§ Texto:
* * *

Maurício Farias e Carolina Kotscho assumiram uma missão nada fácil: levar para a tela grande a história de Hebe Camargo, uma das maiores artistas e apresentadoras que o Brasil já teve. Com uma carreira de mais de seis décadas, Hebe faleceu em 29 de setembro de 2012, mas desde então já foi motivo de livros, peças de teatro, musicais, reportagens especiais e muito mais. Era preciso, no entanto, revelar uma Hebe que ninguém conhecia, através de uma visão diferenciada. Kotscho, roteirista de cinebiografias de sucesso, como 2 Filhos de Francisco (2005), Flores Raras (2013) e Não Pare na Pista (2014), foi a primeira a embarcar no projeto, e responsável também por chamar Maurício Farias, cineasta responsável por comédias como O Coronel e o Lobisomem (2005) e Vai que dá Certo (2013), para assumir a direção. Aproveitando a passagem da dupla pelo Festival de Gramado – onde o filme foi premiado com o Kikito de Melhor Montagem – o Papo de Cinema teve uma conversa inédita e exclusiva sobre Hebe: A Estrela do Brasil. Confira!
A primeira exibição de Hebe: A Estrela do Brasil foi durante o Festival de Gramado. Como vocês analisaram a reação do público?
Carolina Kotsho: O problema foi que nos colocaram sentados muito na frente, então não deu pra ficar observando as reações. Mas foi legal ouvir o quanto o pessoal ria. A gente, ainda mais no caso dos roteiristas, nunca sabe se o que tá fazendo é engraçado ou não. Ao mesmo tempo, acho que esse é um filme perturbador. Porque as pessoas vão até ele com uma expectativa, lembrando do riso e do brilho da Hebe, e ele propõe um outro lugar, uma reflexão diferente. Por tudo isso, fiquei feliz, pois percebi que os espectadores embarcaram nessa proposta. Gostaram de se deparar com essa Hebe que faz rir e também faz chorar. Ela nunca escondeu isso, por mais que os fãs filtrassem esses momentos mais conturbados. Afinal, ela ia para frente da câmera e colocava suas dores, comprava suas brigas ao vivo, para o Brasil inteiro.
Como nasceu essa ideia de uma cinebiografia da Hebe Camargo?

* * *

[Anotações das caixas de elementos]
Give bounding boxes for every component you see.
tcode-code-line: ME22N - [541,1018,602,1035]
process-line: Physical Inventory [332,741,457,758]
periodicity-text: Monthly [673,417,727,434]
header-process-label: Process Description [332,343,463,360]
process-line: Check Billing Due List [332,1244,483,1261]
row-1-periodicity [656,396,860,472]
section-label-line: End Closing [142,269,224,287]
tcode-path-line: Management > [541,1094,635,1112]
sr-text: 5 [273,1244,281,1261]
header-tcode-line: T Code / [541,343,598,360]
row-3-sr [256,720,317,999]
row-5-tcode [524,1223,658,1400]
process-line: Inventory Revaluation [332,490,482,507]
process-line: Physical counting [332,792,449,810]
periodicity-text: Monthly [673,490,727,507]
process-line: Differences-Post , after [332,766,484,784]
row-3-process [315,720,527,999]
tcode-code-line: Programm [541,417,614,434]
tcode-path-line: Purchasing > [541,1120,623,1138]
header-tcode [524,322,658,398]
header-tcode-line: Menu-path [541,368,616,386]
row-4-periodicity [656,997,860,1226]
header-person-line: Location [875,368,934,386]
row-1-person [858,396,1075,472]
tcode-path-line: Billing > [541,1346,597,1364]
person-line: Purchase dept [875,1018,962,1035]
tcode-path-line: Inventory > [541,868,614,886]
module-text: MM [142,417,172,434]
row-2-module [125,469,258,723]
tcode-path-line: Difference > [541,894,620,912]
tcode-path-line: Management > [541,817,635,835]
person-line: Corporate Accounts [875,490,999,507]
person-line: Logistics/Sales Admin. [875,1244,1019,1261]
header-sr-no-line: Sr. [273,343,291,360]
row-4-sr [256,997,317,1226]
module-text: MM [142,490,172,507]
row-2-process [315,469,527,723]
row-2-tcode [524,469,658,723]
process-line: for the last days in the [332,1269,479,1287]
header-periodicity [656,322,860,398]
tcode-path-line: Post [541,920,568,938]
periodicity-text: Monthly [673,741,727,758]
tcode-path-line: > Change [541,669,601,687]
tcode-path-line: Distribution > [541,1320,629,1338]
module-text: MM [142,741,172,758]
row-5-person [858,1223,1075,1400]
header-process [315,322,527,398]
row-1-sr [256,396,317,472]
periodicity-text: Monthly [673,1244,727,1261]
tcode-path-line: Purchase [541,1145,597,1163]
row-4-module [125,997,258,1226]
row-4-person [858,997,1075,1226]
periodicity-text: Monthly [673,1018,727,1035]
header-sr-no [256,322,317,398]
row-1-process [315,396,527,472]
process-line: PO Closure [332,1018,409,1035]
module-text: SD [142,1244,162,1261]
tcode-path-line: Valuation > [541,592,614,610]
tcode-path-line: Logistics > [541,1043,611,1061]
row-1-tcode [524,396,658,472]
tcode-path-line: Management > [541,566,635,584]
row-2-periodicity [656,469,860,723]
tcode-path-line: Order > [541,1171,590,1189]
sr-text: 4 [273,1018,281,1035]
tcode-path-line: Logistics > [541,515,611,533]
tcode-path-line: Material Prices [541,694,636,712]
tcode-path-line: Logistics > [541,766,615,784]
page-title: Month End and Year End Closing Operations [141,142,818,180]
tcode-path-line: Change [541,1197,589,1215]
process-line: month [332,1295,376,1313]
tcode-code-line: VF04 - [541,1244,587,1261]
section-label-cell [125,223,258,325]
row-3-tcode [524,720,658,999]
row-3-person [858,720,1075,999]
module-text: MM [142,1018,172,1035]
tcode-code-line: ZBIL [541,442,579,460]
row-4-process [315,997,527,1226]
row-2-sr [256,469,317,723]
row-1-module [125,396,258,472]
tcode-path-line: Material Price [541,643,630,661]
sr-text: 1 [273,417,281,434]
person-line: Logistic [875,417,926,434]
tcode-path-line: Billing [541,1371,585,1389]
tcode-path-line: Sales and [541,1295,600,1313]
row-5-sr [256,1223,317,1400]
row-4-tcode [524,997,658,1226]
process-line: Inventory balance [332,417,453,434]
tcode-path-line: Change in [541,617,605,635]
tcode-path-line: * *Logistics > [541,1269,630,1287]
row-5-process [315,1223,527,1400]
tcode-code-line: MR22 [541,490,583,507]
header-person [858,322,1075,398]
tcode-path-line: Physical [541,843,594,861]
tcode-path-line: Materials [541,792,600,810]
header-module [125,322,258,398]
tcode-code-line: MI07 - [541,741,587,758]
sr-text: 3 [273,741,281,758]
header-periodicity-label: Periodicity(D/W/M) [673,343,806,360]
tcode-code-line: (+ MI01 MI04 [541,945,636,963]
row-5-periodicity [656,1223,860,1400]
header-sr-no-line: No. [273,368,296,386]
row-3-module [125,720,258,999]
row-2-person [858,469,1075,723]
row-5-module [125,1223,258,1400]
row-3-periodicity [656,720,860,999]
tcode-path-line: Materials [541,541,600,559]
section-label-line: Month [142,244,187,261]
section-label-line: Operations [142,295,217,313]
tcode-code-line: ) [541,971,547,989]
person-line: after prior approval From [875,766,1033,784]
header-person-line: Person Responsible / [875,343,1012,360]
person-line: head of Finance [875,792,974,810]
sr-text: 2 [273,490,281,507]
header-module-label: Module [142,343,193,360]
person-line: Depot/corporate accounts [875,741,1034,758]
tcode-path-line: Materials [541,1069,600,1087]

* * *

§ Tarefa 1: Na entrevista sobre o filme da Hebe, qual prêmio o filme recebeu no Festival de Gramado?
§ Tarefa 2: Reproduza um trecho da entrevista sobre o filme da Hebe: comece nas palavras "Carolina Kotsho: O" e pare depois de "da Hebe Camargo?".
§ Tarefa 3: Dê continuidade à entrevista sobre o filme da Hebe a partir do ponto em que ela termina.

§ Resposta 1: O Kikito de Melhor Montagem.

§ Resposta 2:
Carolina Kotsho: O problema foi que nos colocaram sentados muito na frente, então não deu pra ficar observando as reações. Mas foi legal ouvir o quanto o pessoal ria. A gente, ainda mais no caso dos roteiristas, nunca sabe se o que tá fazendo é engraçado ou não. Ao mesmo tempo, acho que esse é um filme perturbador. Porque as pessoas vão até ele com uma expectativa, lembrando do riso e do brilho da Hebe, e ele propõe um outro lugar, uma reflexão diferente. Por tudo isso, fiquei feliz, pois percebi que os espectadores embarcaram nessa proposta. Gostaram de se deparar com essa Hebe que faz rir e também faz chorar. Ela nunca escondeu isso, por mais que os fãs filtrassem esses momentos mais conturbados. Afinal, ela ia para frente da câmera e colocava suas dores, comprava suas brigas ao vivo, para o Brasil inteiro.
Como nasceu essa ideia de uma cinebiografia da Hebe Camargo?

§ Resposta 3:
CK: Na verdade, foi um convite do Lucas Pacheco, que é um dos produtores do filme. Junto estava o Claudio Pessutti, sobrinho da Hebe, e que também assina como produtor. Quando fui olhar, era um material fascinante para alguém que trabalha com dramaturgia. A Hebe ficou 60 anos no ar, imagina a quantidade de horas disponíveis ao nosso alcance? Mas, além disso, haviam coisas interessantíssimas no acervo da família. Encontramos uma fã com todos os recortes de jornal desde a primeira aparição dela em um jornal! Esse momento da pesquisa é o que mais gosto.
Enquanto roteirista, o que é mais importante para você?
CK: A minha paixão, na hora de contar uma história, é poder me apropriar desse universo que não é o meu e entender, pra mim, qual é a melhor maneira de contar aquela história. Se a Hebe estivesse aqui, hoje, contando a própria vida, ainda assim seria a versão dela. A gente vai adaptando a memória, isso é natural. Mas eu tinha ela, na primeira pessoa, no tempo real. Com todas as contradições, transformações, no calor do que aconteceu. Foi uma das escolhas mais difíceis, mas acredito que o momento que enfocamos no filme guarda a essência dela. É quando ela transborda, quando deixa de ser uma boneca no palco para ser a Hebe que todos conhecemos. Quando entendeu o poder daquele microfone e da audiência que estava ao seu lado.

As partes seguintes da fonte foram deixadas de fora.